Set problem:
Reproduce all the material exactly, minus any pictures it holds.

Dataset:
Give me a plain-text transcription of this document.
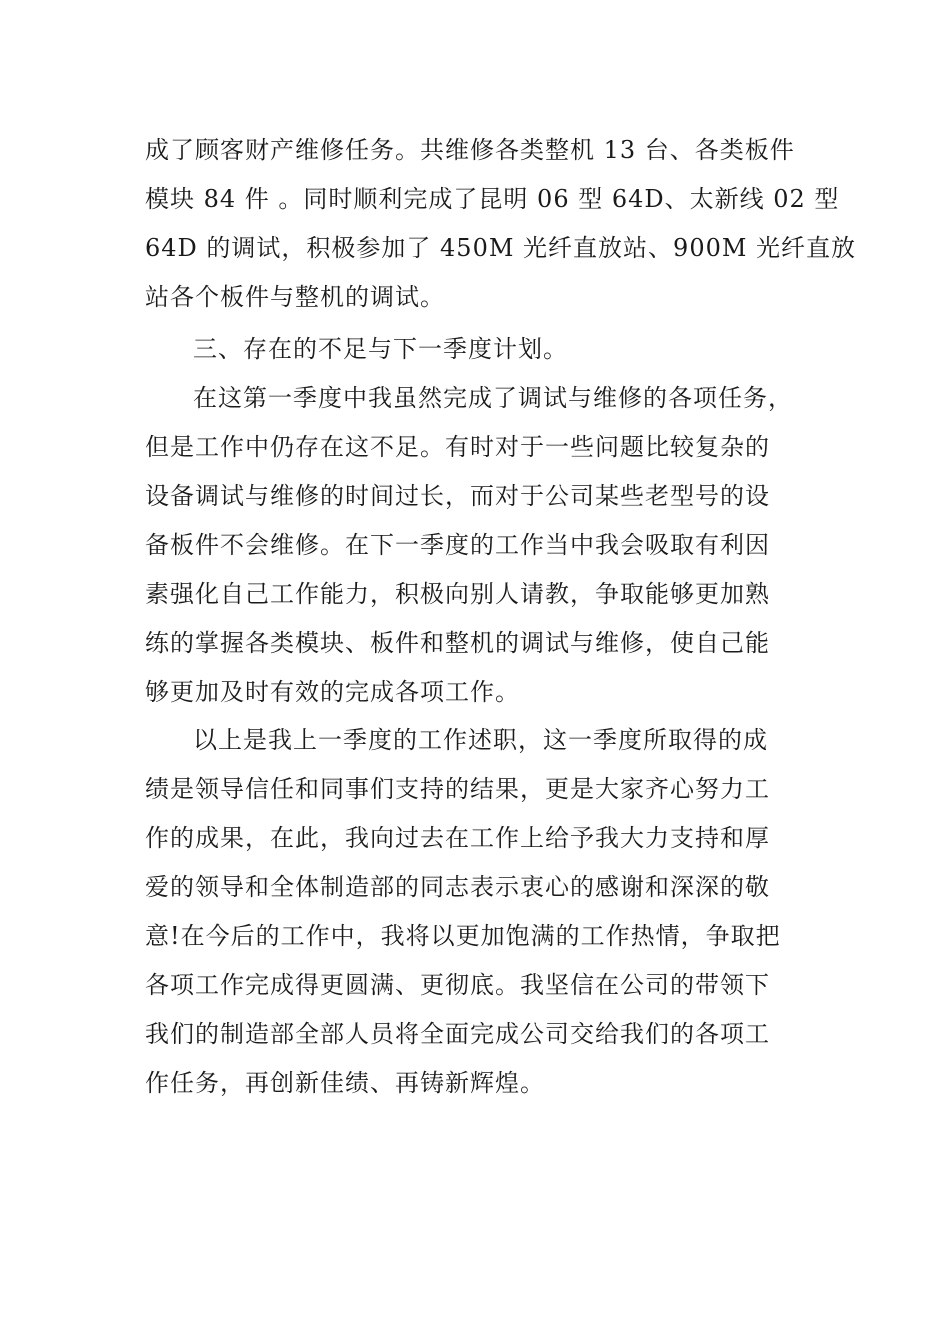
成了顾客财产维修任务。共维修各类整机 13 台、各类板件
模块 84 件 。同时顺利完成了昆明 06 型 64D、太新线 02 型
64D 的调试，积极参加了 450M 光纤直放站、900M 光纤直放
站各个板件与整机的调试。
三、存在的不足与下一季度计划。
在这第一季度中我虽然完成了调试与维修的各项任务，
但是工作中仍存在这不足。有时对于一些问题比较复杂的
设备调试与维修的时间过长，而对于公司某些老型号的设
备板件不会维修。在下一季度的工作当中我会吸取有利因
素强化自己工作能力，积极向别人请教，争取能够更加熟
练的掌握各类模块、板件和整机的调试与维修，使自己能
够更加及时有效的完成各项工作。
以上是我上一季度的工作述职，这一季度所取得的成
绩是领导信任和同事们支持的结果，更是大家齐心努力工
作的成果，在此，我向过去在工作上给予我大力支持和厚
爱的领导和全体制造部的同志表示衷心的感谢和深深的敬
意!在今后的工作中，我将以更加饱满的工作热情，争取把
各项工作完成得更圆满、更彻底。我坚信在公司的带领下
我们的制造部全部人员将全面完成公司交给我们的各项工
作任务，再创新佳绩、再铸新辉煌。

Full response:
Give me a plain-text transcription of this document.
成了顾客财产维修任务。共维修各类整机 13 台、各类板件
模块 84 件 。同时顺利完成了昆明 06 型 64D、太新线 02 型
64D 的调试，积极参加了 450M 光纤直放站、900M 光纤直放
站各个板件与整机的调试。
三、存在的不足与下一季度计划。
在这第一季度中我虽然完成了调试与维修的各项任务，
但是工作中仍存在这不足。有时对于一些问题比较复杂的
设备调试与维修的时间过长，而对于公司某些老型号的设
备板件不会维修。在下一季度的工作当中我会吸取有利因
素强化自己工作能力，积极向别人请教，争取能够更加熟
练的掌握各类模块、板件和整机的调试与维修，使自己能
够更加及时有效的完成各项工作。
以上是我上一季度的工作述职，这一季度所取得的成
绩是领导信任和同事们支持的结果，更是大家齐心努力工
作的成果，在此，我向过去在工作上给予我大力支持和厚
爱的领导和全体制造部的同志表示衷心的感谢和深深的敬
意!在今后的工作中，我将以更加饱满的工作热情，争取把
各项工作完成得更圆满、更彻底。我坚信在公司的带领下
我们的制造部全部人员将全面完成公司交给我们的各项工
作任务，再创新佳绩、再铸新辉煌。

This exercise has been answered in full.